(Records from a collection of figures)

** start **

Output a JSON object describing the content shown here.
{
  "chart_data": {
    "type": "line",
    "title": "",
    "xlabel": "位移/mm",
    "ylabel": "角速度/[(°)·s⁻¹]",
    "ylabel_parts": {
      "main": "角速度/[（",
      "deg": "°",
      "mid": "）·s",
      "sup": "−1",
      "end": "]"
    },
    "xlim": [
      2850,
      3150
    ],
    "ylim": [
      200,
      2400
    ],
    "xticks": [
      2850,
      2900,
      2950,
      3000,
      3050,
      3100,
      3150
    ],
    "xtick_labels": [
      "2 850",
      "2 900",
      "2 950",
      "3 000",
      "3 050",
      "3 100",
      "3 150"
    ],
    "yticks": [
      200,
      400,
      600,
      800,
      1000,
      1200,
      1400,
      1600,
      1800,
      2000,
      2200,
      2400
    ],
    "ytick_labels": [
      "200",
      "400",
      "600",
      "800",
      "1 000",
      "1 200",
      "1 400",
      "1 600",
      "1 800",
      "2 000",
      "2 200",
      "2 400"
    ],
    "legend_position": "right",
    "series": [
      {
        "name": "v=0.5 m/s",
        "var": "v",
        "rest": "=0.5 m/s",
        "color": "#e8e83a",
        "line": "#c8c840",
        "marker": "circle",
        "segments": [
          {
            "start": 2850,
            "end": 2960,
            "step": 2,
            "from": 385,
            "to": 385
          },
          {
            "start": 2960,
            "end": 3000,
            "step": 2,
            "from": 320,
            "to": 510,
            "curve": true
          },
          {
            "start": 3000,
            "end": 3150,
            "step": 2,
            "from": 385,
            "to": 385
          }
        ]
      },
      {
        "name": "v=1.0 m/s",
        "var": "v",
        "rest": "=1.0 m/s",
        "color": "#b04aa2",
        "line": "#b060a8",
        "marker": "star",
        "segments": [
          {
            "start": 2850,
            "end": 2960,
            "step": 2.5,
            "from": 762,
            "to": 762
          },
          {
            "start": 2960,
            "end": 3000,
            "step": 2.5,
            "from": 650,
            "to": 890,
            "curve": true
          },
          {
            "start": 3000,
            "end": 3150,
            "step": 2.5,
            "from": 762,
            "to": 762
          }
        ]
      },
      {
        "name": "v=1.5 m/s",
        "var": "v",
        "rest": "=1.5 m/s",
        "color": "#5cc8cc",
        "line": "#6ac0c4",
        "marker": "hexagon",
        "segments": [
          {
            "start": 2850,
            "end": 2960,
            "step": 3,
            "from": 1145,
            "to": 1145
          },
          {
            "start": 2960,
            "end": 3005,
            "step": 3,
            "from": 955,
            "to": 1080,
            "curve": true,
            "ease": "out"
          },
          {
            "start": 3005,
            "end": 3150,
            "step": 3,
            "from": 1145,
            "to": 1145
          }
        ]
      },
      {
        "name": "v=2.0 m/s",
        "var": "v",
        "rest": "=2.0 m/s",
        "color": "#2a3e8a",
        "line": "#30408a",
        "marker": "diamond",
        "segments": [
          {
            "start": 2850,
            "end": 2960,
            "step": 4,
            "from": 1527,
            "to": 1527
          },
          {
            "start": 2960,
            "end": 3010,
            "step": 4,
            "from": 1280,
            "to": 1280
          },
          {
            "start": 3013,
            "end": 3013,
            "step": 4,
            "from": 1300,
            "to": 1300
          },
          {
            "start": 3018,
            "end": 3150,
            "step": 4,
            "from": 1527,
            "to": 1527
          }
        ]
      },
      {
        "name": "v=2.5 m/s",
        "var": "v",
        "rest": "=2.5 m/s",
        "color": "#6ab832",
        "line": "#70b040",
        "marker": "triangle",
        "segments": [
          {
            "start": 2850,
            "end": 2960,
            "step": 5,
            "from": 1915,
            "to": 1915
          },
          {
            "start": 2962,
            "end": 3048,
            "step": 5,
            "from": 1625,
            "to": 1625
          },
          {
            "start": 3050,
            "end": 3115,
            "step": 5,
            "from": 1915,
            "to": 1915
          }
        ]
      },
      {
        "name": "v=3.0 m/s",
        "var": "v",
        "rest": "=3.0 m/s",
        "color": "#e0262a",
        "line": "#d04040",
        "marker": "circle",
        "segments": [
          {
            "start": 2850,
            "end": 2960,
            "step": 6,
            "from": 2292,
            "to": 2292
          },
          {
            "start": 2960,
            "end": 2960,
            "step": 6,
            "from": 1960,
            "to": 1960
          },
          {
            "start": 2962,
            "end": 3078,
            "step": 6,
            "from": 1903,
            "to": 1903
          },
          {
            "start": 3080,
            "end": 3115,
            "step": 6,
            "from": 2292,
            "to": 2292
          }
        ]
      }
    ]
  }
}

** end **

Write all of the records out again exactly.

* Task response:
Output a JSON object describing the content shown here.
{
  "chart_data": {
    "type": "line",
    "title": "",
    "xlabel": "位移/mm",
    "ylabel": "角速度/[(°)·s⁻¹]",
    "ylabel_parts": {
      "main": "角速度/[（",
      "deg": "°",
      "mid": "）·s",
      "sup": "−1",
      "end": "]"
    },
    "xlim": [
      2850,
      3150
    ],
    "ylim": [
      200,
      2400
    ],
    "xticks": [
      2850,
      2900,
      2950,
      3000,
      3050,
      3100,
      3150
    ],
    "xtick_labels": [
      "2 850",
      "2 900",
      "2 950",
      "3 000",
      "3 050",
      "3 100",
      "3 150"
    ],
    "yticks": [
      200,
      400,
      600,
      800,
      1000,
      1200,
      1400,
      1600,
      1800,
      2000,
      2200,
      2400
    ],
    "ytick_labels": [
      "200",
      "400",
      "600",
      "800",
      "1 000",
      "1 200",
      "1 400",
      "1 600",
      "1 800",
      "2 000",
      "2 200",
      "2 400"
    ],
    "legend_position": "right",
    "series": [
      {
        "name": "v=0.5 m/s",
        "var": "v",
        "rest": "=0.5 m/s",
        "color": "#e8e83a",
        "line": "#c8c840",
        "marker": "circle",
        "segments": [
          {
            "start": 2850,
            "end": 2960,
            "step": 2,
            "from": 385,
            "to": 385
          },
          {
            "start": 2960,
            "end": 3000,
            "step": 2,
            "from": 320,
            "to": 510,
            "curve": true
          },
          {
            "start": 3000,
            "end": 3150,
            "step": 2,
            "from": 385,
            "to": 385
          }
        ]
      },
      {
        "name": "v=1.0 m/s",
        "var": "v",
        "rest": "=1.0 m/s",
        "color": "#b04aa2",
        "line": "#b060a8",
        "marker": "star",
        "segments": [
          {
            "start": 2850,
            "end": 2960,
            "step": 2.5,
            "from": 762,
            "to": 762
          },
          {
            "start": 2960,
            "end": 3000,
            "step": 2.5,
            "from": 650,
            "to": 890,
            "curve": true
          },
          {
            "start": 3000,
            "end": 3150,
            "step": 2.5,
            "from": 762,
            "to": 762
          }
        ]
      },
      {
        "name": "v=1.5 m/s",
        "var": "v",
        "rest": "=1.5 m/s",
        "color": "#5cc8cc",
        "line": "#6ac0c4",
        "marker": "hexagon",
        "segments": [
          {
            "start": 2850,
            "end": 2960,
            "step": 3,
            "from": 1145,
            "to": 1145
          },
          {
            "start": 2960,
            "end": 3005,
            "step": 3,
            "from": 955,
            "to": 1080,
            "curve": true,
            "ease": "out"
          },
          {
            "start": 3005,
            "end": 3150,
            "step": 3,
            "from": 1145,
            "to": 1145
          }
        ]
      },
      {
        "name": "v=2.0 m/s",
        "var": "v",
        "rest": "=2.0 m/s",
        "color": "#2a3e8a",
        "line": "#30408a",
        "marker": "diamond",
        "segments": [
          {
            "start": 2850,
            "end": 2960,
            "step": 4,
            "from": 1527,
            "to": 1527
          },
          {
            "start": 2960,
            "end": 3010,
            "step": 4,
            "from": 1280,
            "to": 1280
          },
          {
            "start": 3013,
            "end": 3013,
            "step": 4,
            "from": 1300,
            "to": 1300
          },
          {
            "start": 3018,
            "end": 3150,
            "step": 4,
            "from": 1527,
            "to": 1527
          }
        ]
      },
      {
        "name": "v=2.5 m/s",
        "var": "v",
        "rest": "=2.5 m/s",
        "color": "#6ab832",
        "line": "#70b040",
        "marker": "triangle",
        "segments": [
          {
            "start": 2850,
            "end": 2960,
            "step": 5,
            "from": 1915,
            "to": 1915
          },
          {
            "start": 2962,
            "end": 3048,
            "step": 5,
            "from": 1625,
            "to": 1625
          },
          {
            "start": 3050,
            "end": 3115,
            "step": 5,
            "from": 1915,
            "to": 1915
          }
        ]
      },
      {
        "name": "v=3.0 m/s",
        "var": "v",
        "rest": "=3.0 m/s",
        "color": "#e0262a",
        "line": "#d04040",
        "marker": "circle",
        "segments": [
          {
            "start": 2850,
            "end": 2960,
            "step": 6,
            "from": 2292,
            "to": 2292
          },
          {
            "start": 2960,
            "end": 2960,
            "step": 6,
            "from": 1960,
            "to": 1960
          },
          {
            "start": 2962,
            "end": 3078,
            "step": 6,
            "from": 1903,
            "to": 1903
          },
          {
            "start": 3080,
            "end": 3115,
            "step": 6,
            "from": 2292,
            "to": 2292
          }
        ]
      }
    ]
  }
}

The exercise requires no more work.